* [SHORT TASK] Among the entries below, find the lines with "Business" and copy them.

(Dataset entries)
start

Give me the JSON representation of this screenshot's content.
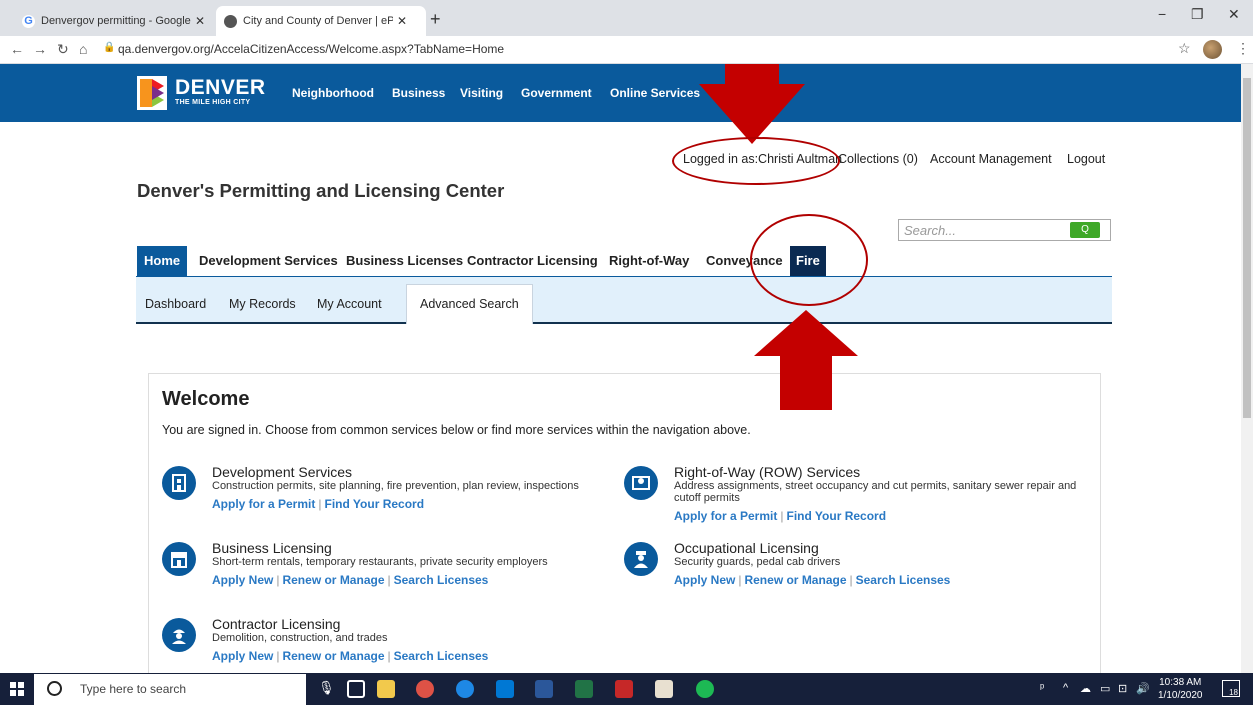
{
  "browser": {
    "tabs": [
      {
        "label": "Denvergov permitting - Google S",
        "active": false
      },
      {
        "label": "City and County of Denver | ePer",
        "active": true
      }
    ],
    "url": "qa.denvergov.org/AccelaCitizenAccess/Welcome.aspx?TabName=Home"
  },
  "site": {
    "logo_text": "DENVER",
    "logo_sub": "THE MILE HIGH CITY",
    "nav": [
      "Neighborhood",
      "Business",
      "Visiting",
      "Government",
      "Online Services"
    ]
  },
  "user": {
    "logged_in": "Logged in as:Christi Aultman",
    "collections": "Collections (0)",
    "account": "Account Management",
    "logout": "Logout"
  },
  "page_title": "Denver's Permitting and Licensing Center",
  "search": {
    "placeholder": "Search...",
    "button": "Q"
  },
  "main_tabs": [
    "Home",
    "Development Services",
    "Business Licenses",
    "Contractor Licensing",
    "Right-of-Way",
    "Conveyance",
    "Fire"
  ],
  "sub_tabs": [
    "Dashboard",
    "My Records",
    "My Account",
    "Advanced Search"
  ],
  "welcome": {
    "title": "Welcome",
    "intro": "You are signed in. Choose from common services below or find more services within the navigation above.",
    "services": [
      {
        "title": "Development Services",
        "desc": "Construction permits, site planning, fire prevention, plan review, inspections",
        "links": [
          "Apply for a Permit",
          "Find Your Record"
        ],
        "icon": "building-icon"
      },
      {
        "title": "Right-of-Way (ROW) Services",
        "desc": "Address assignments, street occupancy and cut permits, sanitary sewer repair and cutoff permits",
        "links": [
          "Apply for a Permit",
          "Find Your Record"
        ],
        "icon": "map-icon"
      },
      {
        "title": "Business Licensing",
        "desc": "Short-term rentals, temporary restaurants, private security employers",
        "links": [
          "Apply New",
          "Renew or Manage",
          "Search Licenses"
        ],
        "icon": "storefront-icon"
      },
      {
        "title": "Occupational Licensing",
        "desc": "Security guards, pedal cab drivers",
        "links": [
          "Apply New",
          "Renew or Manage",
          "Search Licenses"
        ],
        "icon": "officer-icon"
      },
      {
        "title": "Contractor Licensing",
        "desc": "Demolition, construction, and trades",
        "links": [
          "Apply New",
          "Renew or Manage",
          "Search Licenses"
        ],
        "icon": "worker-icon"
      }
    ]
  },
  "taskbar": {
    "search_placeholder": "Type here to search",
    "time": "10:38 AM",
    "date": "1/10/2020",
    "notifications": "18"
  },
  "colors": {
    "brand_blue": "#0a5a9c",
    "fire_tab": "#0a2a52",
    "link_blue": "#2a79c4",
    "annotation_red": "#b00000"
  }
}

end
start

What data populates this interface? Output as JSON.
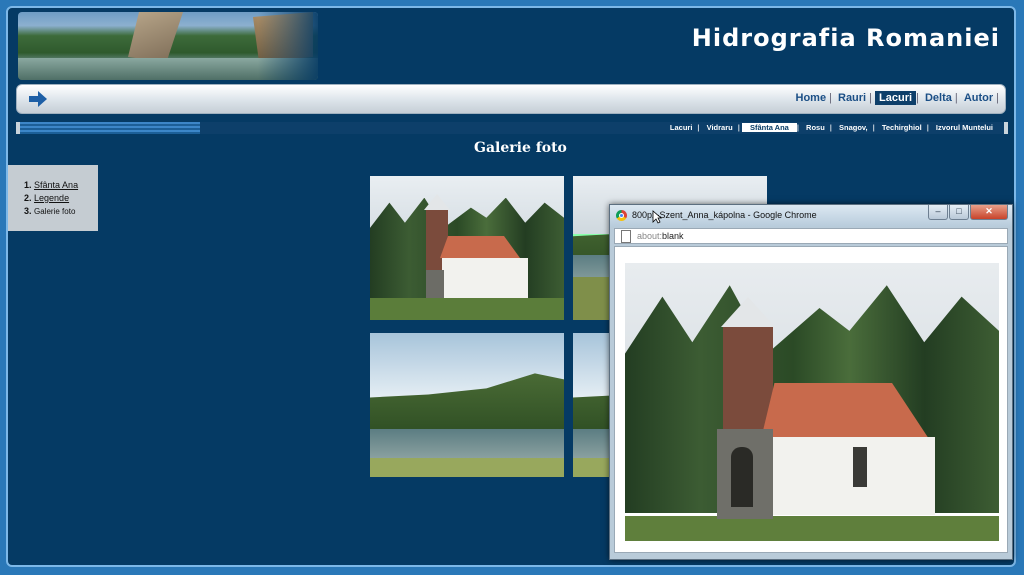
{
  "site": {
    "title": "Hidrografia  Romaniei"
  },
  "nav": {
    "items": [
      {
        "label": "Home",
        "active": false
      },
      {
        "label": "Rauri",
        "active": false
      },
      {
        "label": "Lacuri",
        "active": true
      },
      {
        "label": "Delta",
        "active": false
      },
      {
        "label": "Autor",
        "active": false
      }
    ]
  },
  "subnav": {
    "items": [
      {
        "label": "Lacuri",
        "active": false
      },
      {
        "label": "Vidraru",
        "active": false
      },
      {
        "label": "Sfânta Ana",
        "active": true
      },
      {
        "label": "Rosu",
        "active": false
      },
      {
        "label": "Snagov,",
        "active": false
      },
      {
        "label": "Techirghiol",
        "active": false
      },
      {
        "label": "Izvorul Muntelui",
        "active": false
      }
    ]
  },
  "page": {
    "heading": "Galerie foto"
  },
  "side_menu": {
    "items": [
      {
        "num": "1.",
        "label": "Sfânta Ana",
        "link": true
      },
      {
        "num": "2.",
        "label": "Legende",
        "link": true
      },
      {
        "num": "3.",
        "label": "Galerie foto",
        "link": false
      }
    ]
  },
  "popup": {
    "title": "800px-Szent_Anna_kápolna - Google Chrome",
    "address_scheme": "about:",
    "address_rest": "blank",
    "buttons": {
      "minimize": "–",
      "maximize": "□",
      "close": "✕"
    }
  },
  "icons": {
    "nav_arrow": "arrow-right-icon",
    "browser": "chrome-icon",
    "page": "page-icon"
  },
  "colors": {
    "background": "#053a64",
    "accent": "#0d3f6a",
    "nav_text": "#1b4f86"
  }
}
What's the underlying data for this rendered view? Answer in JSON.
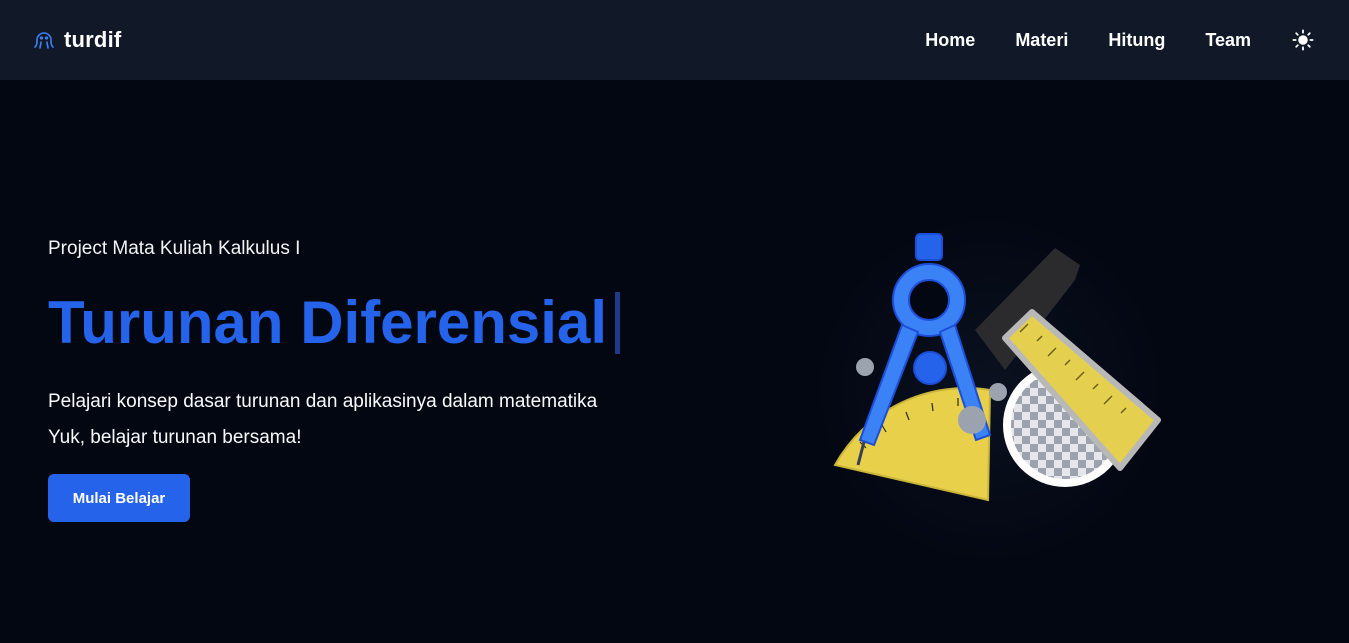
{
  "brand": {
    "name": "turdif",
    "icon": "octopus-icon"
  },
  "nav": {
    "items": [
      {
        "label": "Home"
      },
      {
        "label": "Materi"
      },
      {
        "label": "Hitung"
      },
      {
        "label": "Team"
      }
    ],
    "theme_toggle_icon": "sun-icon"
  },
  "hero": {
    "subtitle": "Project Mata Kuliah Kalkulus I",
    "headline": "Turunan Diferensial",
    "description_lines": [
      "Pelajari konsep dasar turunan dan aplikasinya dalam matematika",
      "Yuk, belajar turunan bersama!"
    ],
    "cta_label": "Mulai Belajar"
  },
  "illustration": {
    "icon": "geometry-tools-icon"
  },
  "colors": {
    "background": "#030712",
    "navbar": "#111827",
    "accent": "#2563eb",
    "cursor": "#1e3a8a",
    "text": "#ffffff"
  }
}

end
start

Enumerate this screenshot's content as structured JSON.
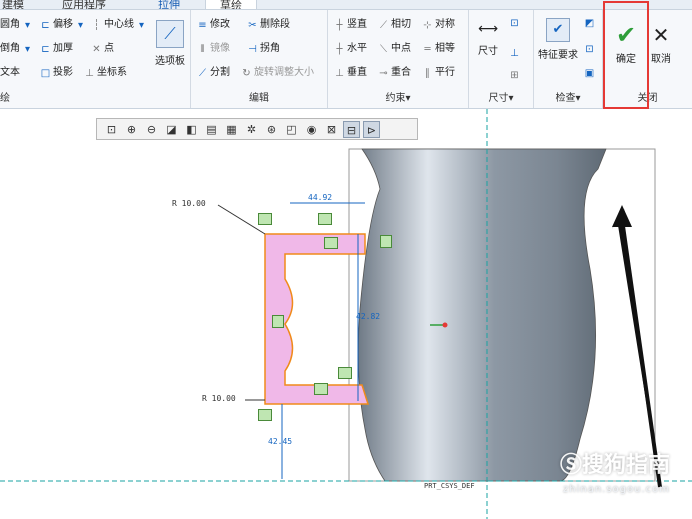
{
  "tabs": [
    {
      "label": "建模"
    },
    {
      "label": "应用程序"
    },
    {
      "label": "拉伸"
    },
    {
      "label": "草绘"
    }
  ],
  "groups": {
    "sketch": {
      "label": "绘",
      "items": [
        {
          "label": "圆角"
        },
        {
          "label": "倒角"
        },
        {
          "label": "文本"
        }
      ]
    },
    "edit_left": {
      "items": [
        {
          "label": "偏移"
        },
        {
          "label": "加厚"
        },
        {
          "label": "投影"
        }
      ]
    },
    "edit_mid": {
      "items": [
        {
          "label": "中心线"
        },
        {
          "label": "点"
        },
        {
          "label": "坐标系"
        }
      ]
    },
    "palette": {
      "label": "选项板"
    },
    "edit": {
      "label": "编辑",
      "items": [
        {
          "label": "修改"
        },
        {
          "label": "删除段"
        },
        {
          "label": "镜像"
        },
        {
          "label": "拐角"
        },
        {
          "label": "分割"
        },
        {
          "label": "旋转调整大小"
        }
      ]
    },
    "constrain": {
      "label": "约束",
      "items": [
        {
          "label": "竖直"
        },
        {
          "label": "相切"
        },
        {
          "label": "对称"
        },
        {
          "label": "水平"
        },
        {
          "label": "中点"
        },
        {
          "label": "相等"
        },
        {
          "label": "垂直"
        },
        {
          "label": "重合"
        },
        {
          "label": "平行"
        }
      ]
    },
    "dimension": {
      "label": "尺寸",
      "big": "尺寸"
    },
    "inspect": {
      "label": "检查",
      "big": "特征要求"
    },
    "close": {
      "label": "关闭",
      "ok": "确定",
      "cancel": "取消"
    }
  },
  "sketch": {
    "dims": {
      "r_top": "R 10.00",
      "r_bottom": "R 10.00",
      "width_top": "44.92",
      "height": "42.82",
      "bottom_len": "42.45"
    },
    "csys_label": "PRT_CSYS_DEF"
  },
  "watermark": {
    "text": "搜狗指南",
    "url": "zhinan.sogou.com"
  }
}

end

* [COMPLETE ANSWER]
      "Business",
    "Business Licenses",
        "title": "Business Licensing",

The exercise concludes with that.